▸ **Stated problem**
Locate all lines in the data below that hold "xlabel" and show them.

▸ **Record set**
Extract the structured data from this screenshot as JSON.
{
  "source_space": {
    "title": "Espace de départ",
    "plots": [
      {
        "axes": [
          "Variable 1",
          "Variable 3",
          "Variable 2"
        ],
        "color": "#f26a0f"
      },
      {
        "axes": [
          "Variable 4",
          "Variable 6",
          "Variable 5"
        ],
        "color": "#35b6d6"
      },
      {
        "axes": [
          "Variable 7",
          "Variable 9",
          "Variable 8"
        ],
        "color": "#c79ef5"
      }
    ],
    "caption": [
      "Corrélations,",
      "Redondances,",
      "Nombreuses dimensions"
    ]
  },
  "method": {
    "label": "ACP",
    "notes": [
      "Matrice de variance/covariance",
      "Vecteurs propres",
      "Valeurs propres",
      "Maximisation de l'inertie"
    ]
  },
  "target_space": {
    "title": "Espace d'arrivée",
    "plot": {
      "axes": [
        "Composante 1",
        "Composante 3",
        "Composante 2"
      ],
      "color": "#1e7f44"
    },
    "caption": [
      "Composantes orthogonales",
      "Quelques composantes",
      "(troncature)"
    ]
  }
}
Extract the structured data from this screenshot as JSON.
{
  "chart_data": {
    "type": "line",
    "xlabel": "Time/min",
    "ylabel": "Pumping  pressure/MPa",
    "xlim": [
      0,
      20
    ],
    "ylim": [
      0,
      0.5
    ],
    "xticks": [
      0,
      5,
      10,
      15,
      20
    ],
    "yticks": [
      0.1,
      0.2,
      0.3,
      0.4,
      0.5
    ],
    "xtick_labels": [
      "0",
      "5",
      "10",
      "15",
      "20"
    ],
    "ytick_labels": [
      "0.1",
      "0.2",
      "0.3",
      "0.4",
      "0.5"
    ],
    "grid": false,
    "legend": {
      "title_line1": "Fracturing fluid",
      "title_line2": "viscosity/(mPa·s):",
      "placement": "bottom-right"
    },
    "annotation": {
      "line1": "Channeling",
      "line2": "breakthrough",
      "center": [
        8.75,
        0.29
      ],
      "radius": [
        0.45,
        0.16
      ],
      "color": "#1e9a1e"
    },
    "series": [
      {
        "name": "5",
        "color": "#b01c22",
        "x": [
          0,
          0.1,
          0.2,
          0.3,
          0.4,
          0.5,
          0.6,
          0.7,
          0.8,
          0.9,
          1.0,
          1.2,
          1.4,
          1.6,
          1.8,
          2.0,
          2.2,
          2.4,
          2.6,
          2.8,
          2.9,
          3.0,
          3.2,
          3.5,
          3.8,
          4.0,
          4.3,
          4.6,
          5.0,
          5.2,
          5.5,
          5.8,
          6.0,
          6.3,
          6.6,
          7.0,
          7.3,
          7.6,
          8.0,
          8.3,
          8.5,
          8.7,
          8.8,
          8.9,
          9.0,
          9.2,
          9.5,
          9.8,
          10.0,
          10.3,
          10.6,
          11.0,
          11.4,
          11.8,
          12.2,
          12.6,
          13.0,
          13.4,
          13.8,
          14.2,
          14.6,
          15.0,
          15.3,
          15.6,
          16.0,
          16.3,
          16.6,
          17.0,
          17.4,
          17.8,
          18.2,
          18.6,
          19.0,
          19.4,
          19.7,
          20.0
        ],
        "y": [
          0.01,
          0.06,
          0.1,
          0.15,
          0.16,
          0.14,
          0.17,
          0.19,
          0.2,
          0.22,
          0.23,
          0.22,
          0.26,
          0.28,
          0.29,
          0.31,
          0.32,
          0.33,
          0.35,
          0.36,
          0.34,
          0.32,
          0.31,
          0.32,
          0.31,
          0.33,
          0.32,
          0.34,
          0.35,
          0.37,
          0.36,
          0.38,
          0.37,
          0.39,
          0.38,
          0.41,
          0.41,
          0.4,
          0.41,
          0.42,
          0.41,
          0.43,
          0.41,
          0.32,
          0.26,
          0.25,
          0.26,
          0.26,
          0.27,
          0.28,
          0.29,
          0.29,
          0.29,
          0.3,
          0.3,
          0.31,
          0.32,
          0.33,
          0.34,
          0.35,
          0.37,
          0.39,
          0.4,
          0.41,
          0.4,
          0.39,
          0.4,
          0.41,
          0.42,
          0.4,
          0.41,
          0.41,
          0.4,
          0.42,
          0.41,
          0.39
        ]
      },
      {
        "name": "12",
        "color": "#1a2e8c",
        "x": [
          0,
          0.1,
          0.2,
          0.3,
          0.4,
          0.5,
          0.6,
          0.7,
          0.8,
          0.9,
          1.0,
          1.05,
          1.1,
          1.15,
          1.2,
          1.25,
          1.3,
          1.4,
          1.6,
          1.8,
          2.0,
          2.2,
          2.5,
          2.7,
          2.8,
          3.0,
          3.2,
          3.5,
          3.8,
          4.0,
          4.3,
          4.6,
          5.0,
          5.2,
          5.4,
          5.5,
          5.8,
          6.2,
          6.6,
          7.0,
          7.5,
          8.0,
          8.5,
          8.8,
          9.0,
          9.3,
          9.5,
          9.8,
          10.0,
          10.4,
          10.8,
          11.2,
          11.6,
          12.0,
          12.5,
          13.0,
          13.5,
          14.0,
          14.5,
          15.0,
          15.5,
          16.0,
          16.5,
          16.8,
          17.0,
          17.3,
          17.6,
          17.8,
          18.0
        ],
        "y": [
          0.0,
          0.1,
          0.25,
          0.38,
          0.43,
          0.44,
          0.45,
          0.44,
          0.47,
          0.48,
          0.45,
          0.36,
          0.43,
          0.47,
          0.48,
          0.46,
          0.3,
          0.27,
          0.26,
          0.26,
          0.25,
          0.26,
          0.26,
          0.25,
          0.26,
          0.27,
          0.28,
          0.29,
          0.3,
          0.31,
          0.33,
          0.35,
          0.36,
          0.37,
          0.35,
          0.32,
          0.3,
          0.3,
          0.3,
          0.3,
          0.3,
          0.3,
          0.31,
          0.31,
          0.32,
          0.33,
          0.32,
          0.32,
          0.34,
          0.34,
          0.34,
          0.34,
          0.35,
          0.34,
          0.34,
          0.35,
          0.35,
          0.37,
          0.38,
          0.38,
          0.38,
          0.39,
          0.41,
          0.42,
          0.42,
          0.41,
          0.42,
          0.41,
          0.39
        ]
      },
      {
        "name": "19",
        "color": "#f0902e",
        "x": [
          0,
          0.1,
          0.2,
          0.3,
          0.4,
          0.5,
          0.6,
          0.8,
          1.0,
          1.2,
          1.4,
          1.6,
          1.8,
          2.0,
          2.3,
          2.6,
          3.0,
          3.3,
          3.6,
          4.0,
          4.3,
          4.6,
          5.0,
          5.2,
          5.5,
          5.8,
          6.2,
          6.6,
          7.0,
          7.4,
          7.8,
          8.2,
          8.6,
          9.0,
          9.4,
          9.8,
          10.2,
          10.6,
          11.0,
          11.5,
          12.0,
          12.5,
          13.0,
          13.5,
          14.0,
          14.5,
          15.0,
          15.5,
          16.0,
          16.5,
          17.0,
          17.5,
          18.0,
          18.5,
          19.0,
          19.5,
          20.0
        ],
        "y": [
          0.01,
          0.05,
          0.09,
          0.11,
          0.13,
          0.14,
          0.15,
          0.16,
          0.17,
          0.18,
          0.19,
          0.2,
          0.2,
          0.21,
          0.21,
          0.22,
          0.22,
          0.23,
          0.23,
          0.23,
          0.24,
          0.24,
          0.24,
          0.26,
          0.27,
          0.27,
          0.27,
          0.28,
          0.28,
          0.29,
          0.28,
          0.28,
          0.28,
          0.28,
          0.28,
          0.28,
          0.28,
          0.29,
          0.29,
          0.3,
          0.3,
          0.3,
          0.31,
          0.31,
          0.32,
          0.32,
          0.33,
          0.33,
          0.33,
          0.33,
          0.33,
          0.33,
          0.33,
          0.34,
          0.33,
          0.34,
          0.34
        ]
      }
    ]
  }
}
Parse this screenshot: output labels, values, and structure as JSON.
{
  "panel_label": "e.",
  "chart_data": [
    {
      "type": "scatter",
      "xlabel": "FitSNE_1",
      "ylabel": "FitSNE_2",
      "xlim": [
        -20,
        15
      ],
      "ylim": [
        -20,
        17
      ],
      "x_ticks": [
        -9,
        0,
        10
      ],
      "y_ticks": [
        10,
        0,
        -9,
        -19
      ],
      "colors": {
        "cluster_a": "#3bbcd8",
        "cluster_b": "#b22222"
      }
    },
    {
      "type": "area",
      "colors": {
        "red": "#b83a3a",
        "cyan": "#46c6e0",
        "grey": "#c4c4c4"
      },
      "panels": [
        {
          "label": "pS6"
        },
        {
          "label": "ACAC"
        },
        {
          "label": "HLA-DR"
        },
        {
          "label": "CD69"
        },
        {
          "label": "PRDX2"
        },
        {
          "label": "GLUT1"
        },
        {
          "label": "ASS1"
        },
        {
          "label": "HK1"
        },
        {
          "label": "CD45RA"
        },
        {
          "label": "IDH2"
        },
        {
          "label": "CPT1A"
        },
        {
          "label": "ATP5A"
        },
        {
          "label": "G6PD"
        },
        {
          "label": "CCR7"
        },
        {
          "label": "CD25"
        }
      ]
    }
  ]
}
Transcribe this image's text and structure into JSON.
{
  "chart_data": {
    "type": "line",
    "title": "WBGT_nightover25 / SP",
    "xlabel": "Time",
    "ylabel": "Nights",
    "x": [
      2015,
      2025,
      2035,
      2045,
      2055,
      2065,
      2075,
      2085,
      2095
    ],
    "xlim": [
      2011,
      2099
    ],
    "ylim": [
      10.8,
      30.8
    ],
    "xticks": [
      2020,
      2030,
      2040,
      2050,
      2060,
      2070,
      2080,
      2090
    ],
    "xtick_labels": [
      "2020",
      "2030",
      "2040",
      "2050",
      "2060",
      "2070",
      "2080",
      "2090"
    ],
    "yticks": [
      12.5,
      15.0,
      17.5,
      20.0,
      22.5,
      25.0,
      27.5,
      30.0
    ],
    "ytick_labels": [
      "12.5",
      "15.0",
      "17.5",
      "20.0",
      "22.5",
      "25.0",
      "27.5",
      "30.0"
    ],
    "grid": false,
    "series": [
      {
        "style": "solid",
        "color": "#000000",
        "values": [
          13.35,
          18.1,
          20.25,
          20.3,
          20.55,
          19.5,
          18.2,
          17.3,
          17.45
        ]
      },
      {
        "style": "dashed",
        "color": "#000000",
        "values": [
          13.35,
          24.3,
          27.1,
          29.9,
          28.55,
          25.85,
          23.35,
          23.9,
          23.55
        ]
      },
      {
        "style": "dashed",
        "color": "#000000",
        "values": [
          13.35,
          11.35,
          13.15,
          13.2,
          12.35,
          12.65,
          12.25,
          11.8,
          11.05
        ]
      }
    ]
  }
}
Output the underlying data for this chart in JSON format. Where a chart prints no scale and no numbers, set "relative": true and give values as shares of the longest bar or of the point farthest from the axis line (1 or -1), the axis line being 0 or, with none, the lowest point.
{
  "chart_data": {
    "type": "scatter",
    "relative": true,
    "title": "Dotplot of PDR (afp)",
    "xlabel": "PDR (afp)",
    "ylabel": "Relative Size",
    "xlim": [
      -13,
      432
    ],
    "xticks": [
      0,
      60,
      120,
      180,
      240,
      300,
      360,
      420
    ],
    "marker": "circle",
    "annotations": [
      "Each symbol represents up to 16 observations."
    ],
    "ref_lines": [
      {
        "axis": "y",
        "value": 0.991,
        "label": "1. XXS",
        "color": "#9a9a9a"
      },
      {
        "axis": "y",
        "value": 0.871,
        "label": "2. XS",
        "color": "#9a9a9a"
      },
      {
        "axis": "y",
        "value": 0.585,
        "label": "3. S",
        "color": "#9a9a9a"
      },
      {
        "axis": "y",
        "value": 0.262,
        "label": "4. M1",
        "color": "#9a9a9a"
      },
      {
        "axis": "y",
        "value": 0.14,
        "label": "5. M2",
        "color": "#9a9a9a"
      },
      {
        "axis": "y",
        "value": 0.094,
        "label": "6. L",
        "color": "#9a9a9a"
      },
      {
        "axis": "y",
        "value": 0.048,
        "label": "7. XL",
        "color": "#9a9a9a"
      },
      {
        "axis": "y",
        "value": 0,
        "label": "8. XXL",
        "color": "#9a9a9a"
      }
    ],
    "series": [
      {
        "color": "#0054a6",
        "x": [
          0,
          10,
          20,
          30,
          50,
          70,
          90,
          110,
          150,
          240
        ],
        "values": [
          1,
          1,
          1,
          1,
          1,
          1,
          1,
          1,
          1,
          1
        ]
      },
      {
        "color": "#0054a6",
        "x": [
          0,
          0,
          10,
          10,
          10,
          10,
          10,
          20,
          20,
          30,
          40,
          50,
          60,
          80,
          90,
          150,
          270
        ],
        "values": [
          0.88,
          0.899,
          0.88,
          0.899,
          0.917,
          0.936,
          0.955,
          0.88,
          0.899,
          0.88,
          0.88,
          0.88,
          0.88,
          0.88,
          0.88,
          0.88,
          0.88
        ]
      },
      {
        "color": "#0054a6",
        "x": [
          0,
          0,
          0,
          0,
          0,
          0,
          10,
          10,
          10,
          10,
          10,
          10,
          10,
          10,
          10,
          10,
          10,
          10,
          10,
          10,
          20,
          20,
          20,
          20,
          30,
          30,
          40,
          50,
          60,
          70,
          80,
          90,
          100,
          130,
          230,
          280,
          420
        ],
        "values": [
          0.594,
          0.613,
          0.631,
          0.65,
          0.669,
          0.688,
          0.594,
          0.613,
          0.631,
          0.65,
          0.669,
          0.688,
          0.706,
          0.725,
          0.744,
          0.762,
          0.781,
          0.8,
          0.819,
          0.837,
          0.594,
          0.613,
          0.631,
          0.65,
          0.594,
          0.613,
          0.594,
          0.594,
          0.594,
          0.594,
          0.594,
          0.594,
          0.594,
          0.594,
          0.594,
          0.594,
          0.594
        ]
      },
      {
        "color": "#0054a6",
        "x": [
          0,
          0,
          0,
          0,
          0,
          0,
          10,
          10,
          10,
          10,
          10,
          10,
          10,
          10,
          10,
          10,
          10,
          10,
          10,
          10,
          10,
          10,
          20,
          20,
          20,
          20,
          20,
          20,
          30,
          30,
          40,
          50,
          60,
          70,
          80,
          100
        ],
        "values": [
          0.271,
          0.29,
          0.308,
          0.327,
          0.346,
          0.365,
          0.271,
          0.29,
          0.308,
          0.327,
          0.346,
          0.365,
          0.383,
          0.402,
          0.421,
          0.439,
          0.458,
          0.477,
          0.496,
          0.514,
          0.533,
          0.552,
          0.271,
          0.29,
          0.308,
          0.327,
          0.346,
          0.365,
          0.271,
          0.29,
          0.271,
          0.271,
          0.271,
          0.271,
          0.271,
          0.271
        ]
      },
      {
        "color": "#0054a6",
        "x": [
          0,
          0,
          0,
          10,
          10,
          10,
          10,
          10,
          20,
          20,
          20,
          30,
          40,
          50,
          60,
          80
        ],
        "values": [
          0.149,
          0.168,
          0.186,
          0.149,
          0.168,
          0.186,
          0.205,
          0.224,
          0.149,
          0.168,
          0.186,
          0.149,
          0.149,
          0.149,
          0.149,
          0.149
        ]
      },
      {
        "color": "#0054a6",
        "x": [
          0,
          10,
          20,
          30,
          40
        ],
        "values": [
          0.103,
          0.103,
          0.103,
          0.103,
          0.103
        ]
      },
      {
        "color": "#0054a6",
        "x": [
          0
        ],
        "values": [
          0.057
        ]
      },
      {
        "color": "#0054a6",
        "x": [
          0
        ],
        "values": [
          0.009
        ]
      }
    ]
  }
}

▸ **Output of the task**
    "xlabel": "Time/min",
      "xlabel": "FitSNE_1",
    "xlabel": "Time",
    "xlabel": "PDR (afp)",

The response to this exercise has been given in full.